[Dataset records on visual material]
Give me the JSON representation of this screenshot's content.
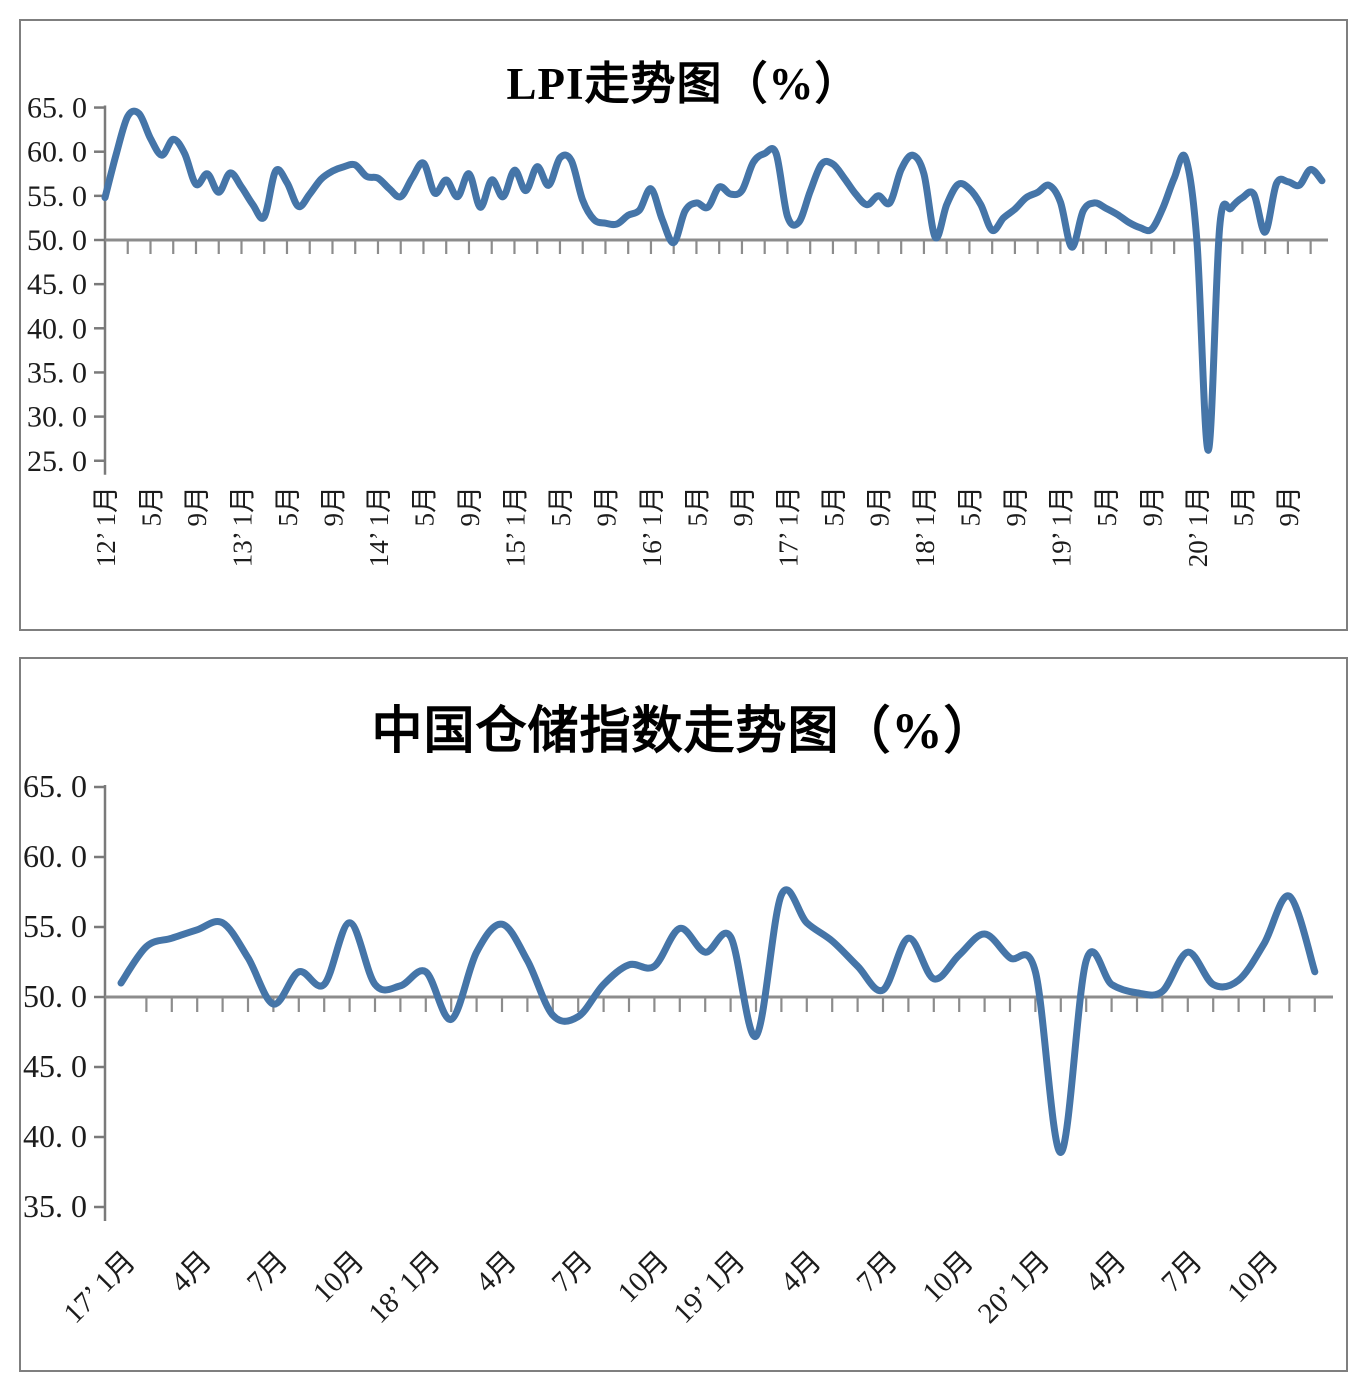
{
  "page": {
    "background": "#ffffff"
  },
  "chart_data": [
    {
      "type": "line",
      "title": "LPI走势图（%）",
      "legend": "none",
      "grid": "none",
      "line_color": "#4575A8",
      "axis_color": "#7a7a7a",
      "text_color": "#1c1c1c",
      "y_axis": {
        "min": 25.0,
        "max": 65.0,
        "step": 5.0,
        "baseline_value": 50.0,
        "tick_labels": [
          "65. 0",
          "60. 0",
          "55. 0",
          "50. 0",
          "45. 0",
          "40. 0",
          "35. 0",
          "30. 0",
          "25. 0"
        ]
      },
      "x_axis": {
        "start_month": "2012-01",
        "months_count": 108,
        "tick_interval_months": 2,
        "labels": [
          {
            "m": 0,
            "year": "12’",
            "text": "1月"
          },
          {
            "m": 4,
            "text": "5月"
          },
          {
            "m": 8,
            "text": "9月"
          },
          {
            "m": 12,
            "year": "13’",
            "text": "1月"
          },
          {
            "m": 16,
            "text": "5月"
          },
          {
            "m": 20,
            "text": "9月"
          },
          {
            "m": 24,
            "year": "14’",
            "text": "1月"
          },
          {
            "m": 28,
            "text": "5月"
          },
          {
            "m": 32,
            "text": "9月"
          },
          {
            "m": 36,
            "year": "15’",
            "text": "1月"
          },
          {
            "m": 40,
            "text": "5月"
          },
          {
            "m": 44,
            "text": "9月"
          },
          {
            "m": 48,
            "year": "16’",
            "text": "1月"
          },
          {
            "m": 52,
            "text": "5月"
          },
          {
            "m": 56,
            "text": "9月"
          },
          {
            "m": 60,
            "year": "17’",
            "text": "1月"
          },
          {
            "m": 64,
            "text": "5月"
          },
          {
            "m": 68,
            "text": "9月"
          },
          {
            "m": 72,
            "year": "18’",
            "text": "1月"
          },
          {
            "m": 76,
            "text": "5月"
          },
          {
            "m": 80,
            "text": "9月"
          },
          {
            "m": 84,
            "year": "19’",
            "text": "1月"
          },
          {
            "m": 88,
            "text": "5月"
          },
          {
            "m": 92,
            "text": "9月"
          },
          {
            "m": 96,
            "year": "20’",
            "text": "1月"
          },
          {
            "m": 100,
            "text": "5月"
          },
          {
            "m": 104,
            "text": "9月"
          }
        ]
      },
      "series": [
        {
          "name": "LPI",
          "start_month": "2012-01",
          "values": [
            54.8,
            59.8,
            64.0,
            64.3,
            61.5,
            59.6,
            61.4,
            59.8,
            56.3,
            57.5,
            55.4,
            57.6,
            56.0,
            54.0,
            52.6,
            57.8,
            56.5,
            53.8,
            55.2,
            56.9,
            57.8,
            58.3,
            58.5,
            57.2,
            57.0,
            55.8,
            54.9,
            57.0,
            58.7,
            55.3,
            56.8,
            54.9,
            57.5,
            53.7,
            56.8,
            54.9,
            57.9,
            55.6,
            58.3,
            56.2,
            59.3,
            59.0,
            54.5,
            52.3,
            51.9,
            51.8,
            52.8,
            53.4,
            55.8,
            52.3,
            49.7,
            53.3,
            54.2,
            53.7,
            56.0,
            55.2,
            55.6,
            58.8,
            59.8,
            59.8,
            52.7,
            52.0,
            55.5,
            58.6,
            58.6,
            57.0,
            55.2,
            54.0,
            55.0,
            54.2,
            58.0,
            59.6,
            57.5,
            50.3,
            54.0,
            56.3,
            55.8,
            54.0,
            51.1,
            52.5,
            53.5,
            54.8,
            55.4,
            56.2,
            54.3,
            49.2,
            53.3,
            54.2,
            53.6,
            52.9,
            52.0,
            51.4,
            51.2,
            53.6,
            57.0,
            59.3,
            49.9,
            26.2,
            51.5,
            53.6,
            54.8,
            55.2,
            50.9,
            56.4,
            56.6,
            56.2,
            58.0,
            56.7
          ]
        }
      ]
    },
    {
      "type": "line",
      "title": "中国仓储指数走势图（%）",
      "legend": "none",
      "grid": "none",
      "line_color": "#4575A8",
      "axis_color": "#7a7a7a",
      "text_color": "#1c1c1c",
      "y_axis": {
        "min": 35.0,
        "max": 65.0,
        "step": 5.0,
        "baseline_value": 50.0,
        "tick_labels": [
          "65. 0",
          "60. 0",
          "55. 0",
          "50. 0",
          "45. 0",
          "40. 0",
          "35. 0"
        ]
      },
      "x_axis": {
        "start_month": "2017-01",
        "months_count": 48,
        "tick_interval_months": 1,
        "labels": [
          {
            "m": 0,
            "year": "17’",
            "text": "1月"
          },
          {
            "m": 3,
            "text": "4月"
          },
          {
            "m": 6,
            "text": "7月"
          },
          {
            "m": 9,
            "text": "10月"
          },
          {
            "m": 12,
            "year": "18’",
            "text": "1月"
          },
          {
            "m": 15,
            "text": "4月"
          },
          {
            "m": 18,
            "text": "7月"
          },
          {
            "m": 21,
            "text": "10月"
          },
          {
            "m": 24,
            "year": "19’",
            "text": "1月"
          },
          {
            "m": 27,
            "text": "4月"
          },
          {
            "m": 30,
            "text": "7月"
          },
          {
            "m": 33,
            "text": "10月"
          },
          {
            "m": 36,
            "year": "20’",
            "text": "1月"
          },
          {
            "m": 39,
            "text": "4月"
          },
          {
            "m": 42,
            "text": "7月"
          },
          {
            "m": 45,
            "text": "10月"
          }
        ]
      },
      "series": [
        {
          "name": "中国仓储指数",
          "start_month": "2017-01",
          "values": [
            51.0,
            53.6,
            54.2,
            54.8,
            55.3,
            52.8,
            49.5,
            51.8,
            50.9,
            55.3,
            50.9,
            50.8,
            51.8,
            48.4,
            53.2,
            55.2,
            52.6,
            48.7,
            48.6,
            50.9,
            52.3,
            52.2,
            54.9,
            53.2,
            54.3,
            47.2,
            57.3,
            55.3,
            54.0,
            52.2,
            50.5,
            54.2,
            51.3,
            53.0,
            54.5,
            52.8,
            51.8,
            38.9,
            52.6,
            50.9,
            50.3,
            50.4,
            53.2,
            50.9,
            51.2,
            53.8,
            57.2,
            51.8
          ]
        }
      ]
    }
  ]
}
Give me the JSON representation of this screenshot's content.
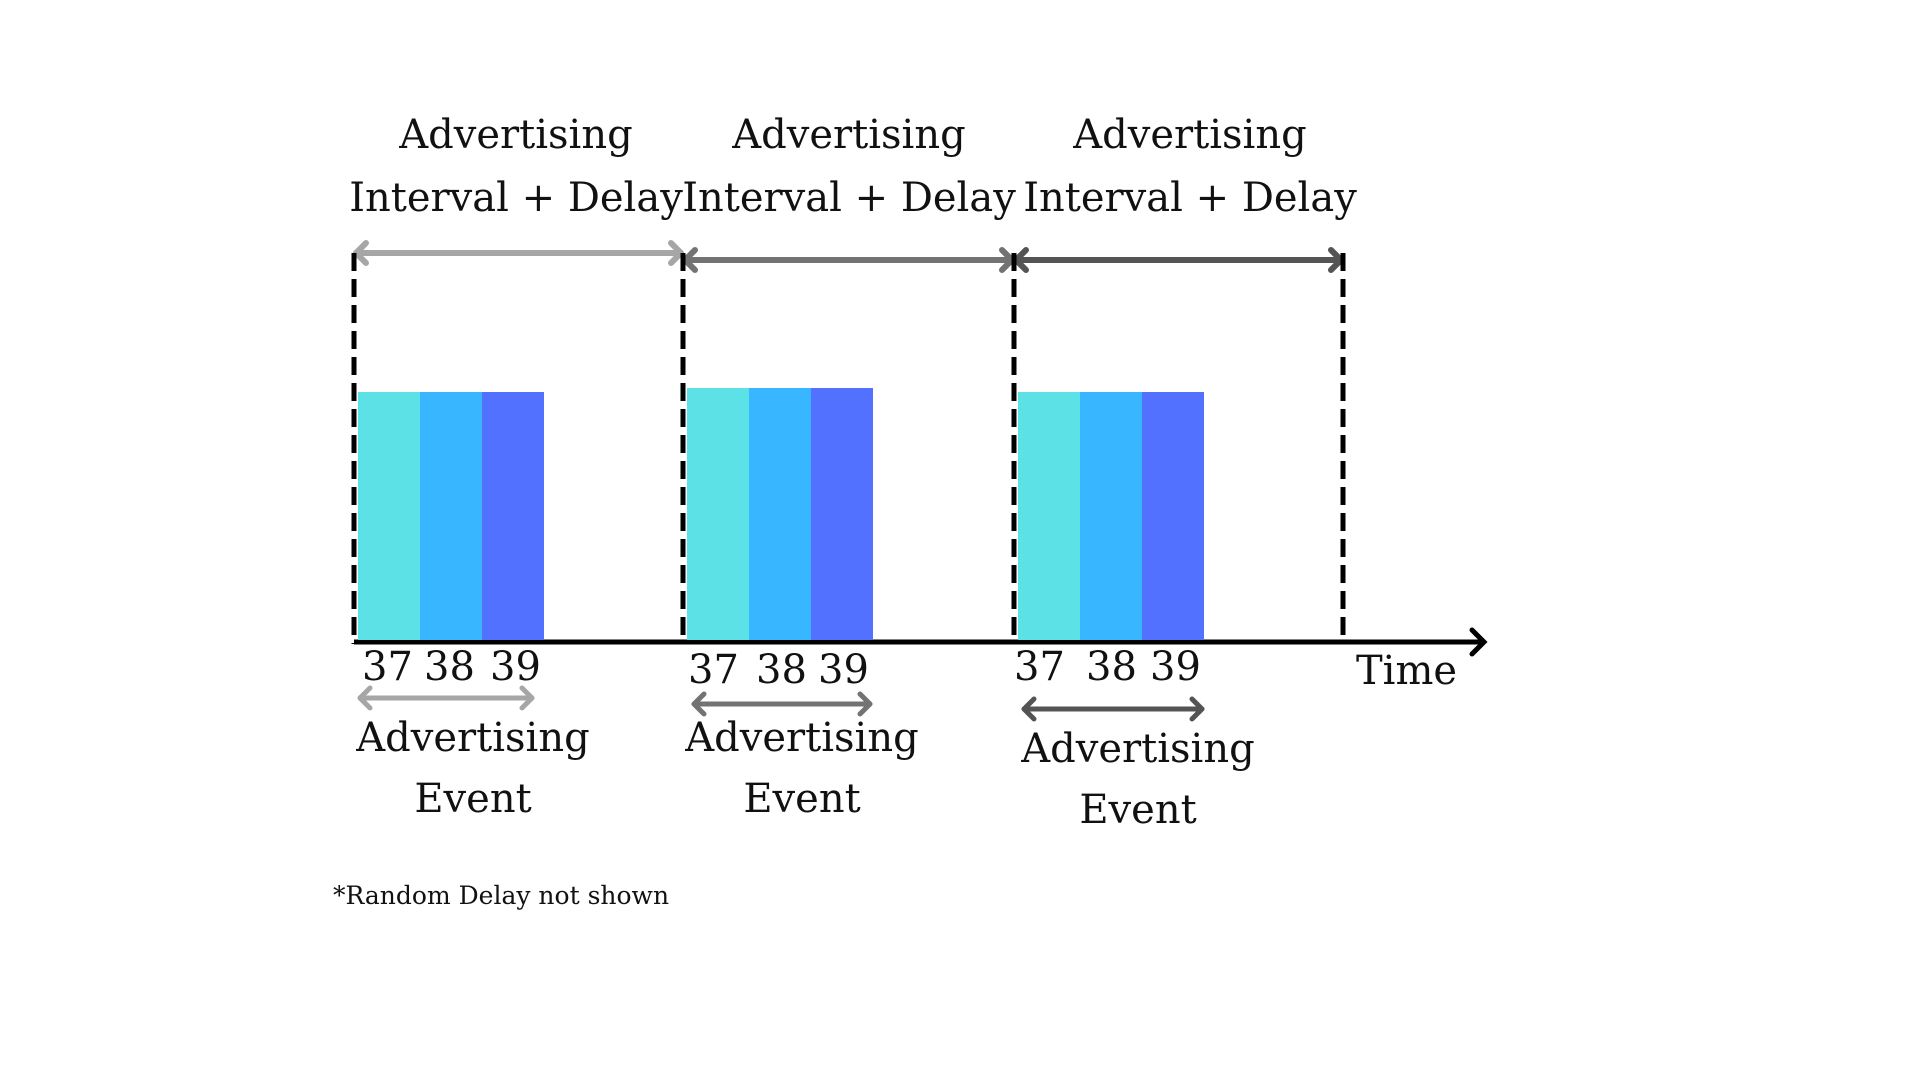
{
  "colors": {
    "channel_37": "#5ce1e6",
    "channel_38": "#38b6ff",
    "channel_39": "#5271ff",
    "arrow_1": "#a6a6a6",
    "arrow_2": "#737373",
    "arrow_3": "#545454",
    "axis": "#000000"
  },
  "intervals": [
    {
      "title_line1": "Advertising",
      "title_line2": "Interval + Delay",
      "channels": [
        "37",
        "38",
        "39"
      ],
      "event_line1": "Advertising",
      "event_line2": "Event"
    },
    {
      "title_line1": "Advertising",
      "title_line2": "Interval + Delay",
      "channels": [
        "37",
        "38",
        "39"
      ],
      "event_line1": "Advertising",
      "event_line2": "Event"
    },
    {
      "title_line1": "Advertising",
      "title_line2": "Interval + Delay",
      "channels": [
        "37",
        "38",
        "39"
      ],
      "event_line1": "Advertising",
      "event_line2": "Event"
    }
  ],
  "axis_label": "Time",
  "footnote": "*Random Delay not shown"
}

Problem to work on: Write the listing above out again exactly, dropping each image.

Output for this task:
Give me the JSON representation of this screenshot's content.
{
  "page": {
    "background": "#ffffff"
  },
  "chart_data": [
    {
      "type": "line",
      "title": "LPI走势图（%）",
      "legend": "none",
      "grid": "none",
      "line_color": "#4575A8",
      "axis_color": "#7a7a7a",
      "text_color": "#1c1c1c",
      "y_axis": {
        "min": 25.0,
        "max": 65.0,
        "step": 5.0,
        "baseline_value": 50.0,
        "tick_labels": [
          "65. 0",
          "60. 0",
          "55. 0",
          "50. 0",
          "45. 0",
          "40. 0",
          "35. 0",
          "30. 0",
          "25. 0"
        ]
      },
      "x_axis": {
        "start_month": "2012-01",
        "months_count": 108,
        "tick_interval_months": 2,
        "labels": [
          {
            "m": 0,
            "year": "12’",
            "text": "1月"
          },
          {
            "m": 4,
            "text": "5月"
          },
          {
            "m": 8,
            "text": "9月"
          },
          {
            "m": 12,
            "year": "13’",
            "text": "1月"
          },
          {
            "m": 16,
            "text": "5月"
          },
          {
            "m": 20,
            "text": "9月"
          },
          {
            "m": 24,
            "year": "14’",
            "text": "1月"
          },
          {
            "m": 28,
            "text": "5月"
          },
          {
            "m": 32,
            "text": "9月"
          },
          {
            "m": 36,
            "year": "15’",
            "text": "1月"
          },
          {
            "m": 40,
            "text": "5月"
          },
          {
            "m": 44,
            "text": "9月"
          },
          {
            "m": 48,
            "year": "16’",
            "text": "1月"
          },
          {
            "m": 52,
            "text": "5月"
          },
          {
            "m": 56,
            "text": "9月"
          },
          {
            "m": 60,
            "year": "17’",
            "text": "1月"
          },
          {
            "m": 64,
            "text": "5月"
          },
          {
            "m": 68,
            "text": "9月"
          },
          {
            "m": 72,
            "year": "18’",
            "text": "1月"
          },
          {
            "m": 76,
            "text": "5月"
          },
          {
            "m": 80,
            "text": "9月"
          },
          {
            "m": 84,
            "year": "19’",
            "text": "1月"
          },
          {
            "m": 88,
            "text": "5月"
          },
          {
            "m": 92,
            "text": "9月"
          },
          {
            "m": 96,
            "year": "20’",
            "text": "1月"
          },
          {
            "m": 100,
            "text": "5月"
          },
          {
            "m": 104,
            "text": "9月"
          }
        ]
      },
      "series": [
        {
          "name": "LPI",
          "start_month": "2012-01",
          "values": [
            54.8,
            59.8,
            64.0,
            64.3,
            61.5,
            59.6,
            61.4,
            59.8,
            56.3,
            57.5,
            55.4,
            57.6,
            56.0,
            54.0,
            52.6,
            57.8,
            56.5,
            53.8,
            55.2,
            56.9,
            57.8,
            58.3,
            58.5,
            57.2,
            57.0,
            55.8,
            54.9,
            57.0,
            58.7,
            55.3,
            56.8,
            54.9,
            57.5,
            53.7,
            56.8,
            54.9,
            57.9,
            55.6,
            58.3,
            56.2,
            59.3,
            59.0,
            54.5,
            52.3,
            51.9,
            51.8,
            52.8,
            53.4,
            55.8,
            52.3,
            49.7,
            53.3,
            54.2,
            53.7,
            56.0,
            55.2,
            55.6,
            58.8,
            59.8,
            59.8,
            52.7,
            52.0,
            55.5,
            58.6,
            58.6,
            57.0,
            55.2,
            54.0,
            55.0,
            54.2,
            58.0,
            59.6,
            57.5,
            50.3,
            54.0,
            56.3,
            55.8,
            54.0,
            51.1,
            52.5,
            53.5,
            54.8,
            55.4,
            56.2,
            54.3,
            49.2,
            53.3,
            54.2,
            53.6,
            52.9,
            52.0,
            51.4,
            51.2,
            53.6,
            57.0,
            59.3,
            49.9,
            26.2,
            51.5,
            53.6,
            54.8,
            55.2,
            50.9,
            56.4,
            56.6,
            56.2,
            58.0,
            56.7
          ]
        }
      ]
    },
    {
      "type": "line",
      "title": "中国仓储指数走势图（%）",
      "legend": "none",
      "grid": "none",
      "line_color": "#4575A8",
      "axis_color": "#7a7a7a",
      "text_color": "#1c1c1c",
      "y_axis": {
        "min": 35.0,
        "max": 65.0,
        "step": 5.0,
        "baseline_value": 50.0,
        "tick_labels": [
          "65. 0",
          "60. 0",
          "55. 0",
          "50. 0",
          "45. 0",
          "40. 0",
          "35. 0"
        ]
      },
      "x_axis": {
        "start_month": "2017-01",
        "months_count": 48,
        "tick_interval_months": 1,
        "labels": [
          {
            "m": 0,
            "year": "17’",
            "text": "1月"
          },
          {
            "m": 3,
            "text": "4月"
          },
          {
            "m": 6,
            "text": "7月"
          },
          {
            "m": 9,
            "text": "10月"
          },
          {
            "m": 12,
            "year": "18’",
            "text": "1月"
          },
          {
            "m": 15,
            "text": "4月"
          },
          {
            "m": 18,
            "text": "7月"
          },
          {
            "m": 21,
            "text": "10月"
          },
          {
            "m": 24,
            "year": "19’",
            "text": "1月"
          },
          {
            "m": 27,
            "text": "4月"
          },
          {
            "m": 30,
            "text": "7月"
          },
          {
            "m": 33,
            "text": "10月"
          },
          {
            "m": 36,
            "year": "20’",
            "text": "1月"
          },
          {
            "m": 39,
            "text": "4月"
          },
          {
            "m": 42,
            "text": "7月"
          },
          {
            "m": 45,
            "text": "10月"
          }
        ]
      },
      "series": [
        {
          "name": "中国仓储指数",
          "start_month": "2017-01",
          "values": [
            51.0,
            53.6,
            54.2,
            54.8,
            55.3,
            52.8,
            49.5,
            51.8,
            50.9,
            55.3,
            50.9,
            50.8,
            51.8,
            48.4,
            53.2,
            55.2,
            52.6,
            48.7,
            48.6,
            50.9,
            52.3,
            52.2,
            54.9,
            53.2,
            54.3,
            47.2,
            57.3,
            55.3,
            54.0,
            52.2,
            50.5,
            54.2,
            51.3,
            53.0,
            54.5,
            52.8,
            51.8,
            38.9,
            52.6,
            50.9,
            50.3,
            50.4,
            53.2,
            50.9,
            51.2,
            53.8,
            57.2,
            51.8
          ]
        }
      ]
    }
  ]
}
Give me the JSON representation of this screenshot's content.
{
  "colors": {
    "channel_37": "#5ce1e6",
    "channel_38": "#38b6ff",
    "channel_39": "#5271ff",
    "arrow_1": "#a6a6a6",
    "arrow_2": "#737373",
    "arrow_3": "#545454",
    "axis": "#000000"
  },
  "intervals": [
    {
      "title_line1": "Advertising",
      "title_line2": "Interval + Delay",
      "channels": [
        "37",
        "38",
        "39"
      ],
      "event_line1": "Advertising",
      "event_line2": "Event"
    },
    {
      "title_line1": "Advertising",
      "title_line2": "Interval + Delay",
      "channels": [
        "37",
        "38",
        "39"
      ],
      "event_line1": "Advertising",
      "event_line2": "Event"
    },
    {
      "title_line1": "Advertising",
      "title_line2": "Interval + Delay",
      "channels": [
        "37",
        "38",
        "39"
      ],
      "event_line1": "Advertising",
      "event_line2": "Event"
    }
  ],
  "axis_label": "Time",
  "footnote": "*Random Delay not shown"
}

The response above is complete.